• [PROBLEM TO SOLVE]: Write the data below out exactly as it stands. Do not include the pictures.

• [THE INPUT]:
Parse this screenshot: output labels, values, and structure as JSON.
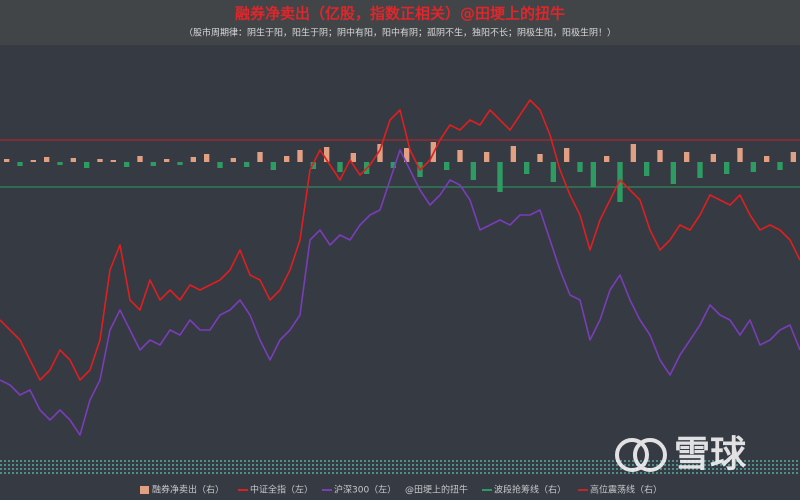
{
  "chart_data": {
    "type": "line",
    "title": "融券净卖出（亿股，指数正相关）@田埂上的扭牛",
    "subtitle": "（股市周期律：阴生于阳，阳生于阴；阴中有阳，阳中有阴；孤阴不生，独阳不长；阴极生阳，阳极生阴！）",
    "ylim": [
      0,
      415
    ],
    "y2lim": [
      -298,
      117
    ],
    "series": [
      {
        "name": "融券净卖出（右）",
        "type": "bar",
        "axis": "y2",
        "color": "#e2a083",
        "negative_color": "#2e9b62",
        "values": [
          3,
          -4,
          2,
          5,
          -3,
          4,
          -6,
          3,
          2,
          -5,
          6,
          -4,
          3,
          -3,
          5,
          8,
          -6,
          4,
          -5,
          10,
          -8,
          6,
          12,
          -7,
          15,
          -10,
          9,
          -12,
          18,
          -6,
          14,
          -15,
          20,
          -8,
          12,
          -18,
          10,
          -30,
          16,
          -12,
          8,
          -20,
          14,
          -10,
          -25,
          6,
          -40,
          18,
          -14,
          12,
          -22,
          10,
          -16,
          8,
          -12,
          14,
          -10,
          6,
          -8,
          10
        ]
      },
      {
        "name": "中证全指（左）",
        "type": "line",
        "color": "#e01f1f",
        "values": [
          140,
          130,
          120,
          100,
          80,
          90,
          110,
          100,
          80,
          90,
          120,
          190,
          215,
          160,
          150,
          180,
          160,
          170,
          160,
          175,
          170,
          175,
          180,
          190,
          210,
          185,
          180,
          160,
          170,
          190,
          220,
          290,
          310,
          295,
          280,
          300,
          285,
          295,
          310,
          340,
          350,
          310,
          290,
          300,
          320,
          335,
          330,
          340,
          335,
          350,
          340,
          330,
          345,
          360,
          350,
          325,
          290,
          265,
          245,
          210,
          240,
          260,
          280,
          270,
          260,
          230,
          210,
          220,
          235,
          230,
          245,
          265,
          260,
          255,
          265,
          245,
          230,
          235,
          230,
          220,
          200
        ]
      },
      {
        "name": "沪深300（左）",
        "type": "line",
        "color": "#7a3db8",
        "values": [
          80,
          75,
          65,
          70,
          50,
          40,
          50,
          40,
          25,
          60,
          80,
          130,
          150,
          130,
          110,
          120,
          115,
          130,
          125,
          140,
          130,
          130,
          145,
          150,
          160,
          145,
          120,
          100,
          120,
          130,
          145,
          220,
          230,
          215,
          225,
          220,
          235,
          245,
          250,
          280,
          310,
          290,
          270,
          255,
          265,
          280,
          275,
          260,
          230,
          235,
          240,
          235,
          245,
          245,
          250,
          220,
          190,
          165,
          160,
          120,
          140,
          170,
          185,
          160,
          140,
          125,
          100,
          85,
          105,
          120,
          135,
          155,
          145,
          140,
          125,
          140,
          115,
          120,
          130,
          135,
          110
        ]
      },
      {
        "name": "波段抢筹线（右）",
        "type": "hline",
        "axis": "y2",
        "color": "#2e9b62",
        "values": [
          -25
        ]
      },
      {
        "name": "高位震荡线（右）",
        "type": "hline",
        "axis": "y2",
        "color": "#c0262a",
        "values": [
          22
        ]
      }
    ],
    "credit": "@田埂上的扭牛",
    "watermark": "雪球"
  }
}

• [TASK ANSWER]:
Parse this screenshot: output labels, values, and structure as JSON.
{
  "chart_data": {
    "type": "line",
    "title": "融券净卖出（亿股，指数正相关）@田埂上的扭牛",
    "subtitle": "（股市周期律：阴生于阳，阳生于阴；阴中有阳，阳中有阴；孤阴不生，独阳不长；阴极生阳，阳极生阴！）",
    "ylim": [
      0,
      415
    ],
    "y2lim": [
      -298,
      117
    ],
    "series": [
      {
        "name": "融券净卖出（右）",
        "type": "bar",
        "axis": "y2",
        "color": "#e2a083",
        "negative_color": "#2e9b62",
        "values": [
          3,
          -4,
          2,
          5,
          -3,
          4,
          -6,
          3,
          2,
          -5,
          6,
          -4,
          3,
          -3,
          5,
          8,
          -6,
          4,
          -5,
          10,
          -8,
          6,
          12,
          -7,
          15,
          -10,
          9,
          -12,
          18,
          -6,
          14,
          -15,
          20,
          -8,
          12,
          -18,
          10,
          -30,
          16,
          -12,
          8,
          -20,
          14,
          -10,
          -25,
          6,
          -40,
          18,
          -14,
          12,
          -22,
          10,
          -16,
          8,
          -12,
          14,
          -10,
          6,
          -8,
          10
        ]
      },
      {
        "name": "中证全指（左）",
        "type": "line",
        "color": "#e01f1f",
        "values": [
          140,
          130,
          120,
          100,
          80,
          90,
          110,
          100,
          80,
          90,
          120,
          190,
          215,
          160,
          150,
          180,
          160,
          170,
          160,
          175,
          170,
          175,
          180,
          190,
          210,
          185,
          180,
          160,
          170,
          190,
          220,
          290,
          310,
          295,
          280,
          300,
          285,
          295,
          310,
          340,
          350,
          310,
          290,
          300,
          320,
          335,
          330,
          340,
          335,
          350,
          340,
          330,
          345,
          360,
          350,
          325,
          290,
          265,
          245,
          210,
          240,
          260,
          280,
          270,
          260,
          230,
          210,
          220,
          235,
          230,
          245,
          265,
          260,
          255,
          265,
          245,
          230,
          235,
          230,
          220,
          200
        ]
      },
      {
        "name": "沪深300（左）",
        "type": "line",
        "color": "#7a3db8",
        "values": [
          80,
          75,
          65,
          70,
          50,
          40,
          50,
          40,
          25,
          60,
          80,
          130,
          150,
          130,
          110,
          120,
          115,
          130,
          125,
          140,
          130,
          130,
          145,
          150,
          160,
          145,
          120,
          100,
          120,
          130,
          145,
          220,
          230,
          215,
          225,
          220,
          235,
          245,
          250,
          280,
          310,
          290,
          270,
          255,
          265,
          280,
          275,
          260,
          230,
          235,
          240,
          235,
          245,
          245,
          250,
          220,
          190,
          165,
          160,
          120,
          140,
          170,
          185,
          160,
          140,
          125,
          100,
          85,
          105,
          120,
          135,
          155,
          145,
          140,
          125,
          140,
          115,
          120,
          130,
          135,
          110
        ]
      },
      {
        "name": "波段抢筹线（右）",
        "type": "hline",
        "axis": "y2",
        "color": "#2e9b62",
        "values": [
          -25
        ]
      },
      {
        "name": "高位震荡线（右）",
        "type": "hline",
        "axis": "y2",
        "color": "#c0262a",
        "values": [
          22
        ]
      }
    ],
    "credit": "@田埂上的扭牛",
    "watermark": "雪球"
  }
}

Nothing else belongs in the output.